» **Do this**: Copy out every line of the data exactly.

» **Task material**:

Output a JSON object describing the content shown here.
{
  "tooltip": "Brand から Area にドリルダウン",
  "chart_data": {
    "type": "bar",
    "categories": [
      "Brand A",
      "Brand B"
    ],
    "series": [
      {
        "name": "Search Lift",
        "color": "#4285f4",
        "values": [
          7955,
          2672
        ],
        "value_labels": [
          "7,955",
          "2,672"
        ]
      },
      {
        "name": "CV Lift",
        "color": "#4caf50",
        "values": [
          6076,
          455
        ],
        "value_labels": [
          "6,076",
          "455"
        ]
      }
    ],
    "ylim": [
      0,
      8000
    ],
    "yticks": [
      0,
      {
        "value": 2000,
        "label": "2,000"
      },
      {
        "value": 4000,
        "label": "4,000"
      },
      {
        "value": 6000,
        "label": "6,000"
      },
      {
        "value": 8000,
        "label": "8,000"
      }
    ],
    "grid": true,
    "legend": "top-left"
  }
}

» **Solution for this task**:
Output a JSON object describing the content shown here.
{
  "tooltip": "Brand から Area にドリルダウン",
  "chart_data": {
    "type": "bar",
    "categories": [
      "Brand A",
      "Brand B"
    ],
    "series": [
      {
        "name": "Search Lift",
        "color": "#4285f4",
        "values": [
          7955,
          2672
        ],
        "value_labels": [
          "7,955",
          "2,672"
        ]
      },
      {
        "name": "CV Lift",
        "color": "#4caf50",
        "values": [
          6076,
          455
        ],
        "value_labels": [
          "6,076",
          "455"
        ]
      }
    ],
    "ylim": [
      0,
      8000
    ],
    "yticks": [
      0,
      {
        "value": 2000,
        "label": "2,000"
      },
      {
        "value": 4000,
        "label": "4,000"
      },
      {
        "value": 6000,
        "label": "6,000"
      },
      {
        "value": 8000,
        "label": "8,000"
      }
    ],
    "grid": true,
    "legend": "top-left"
  }
}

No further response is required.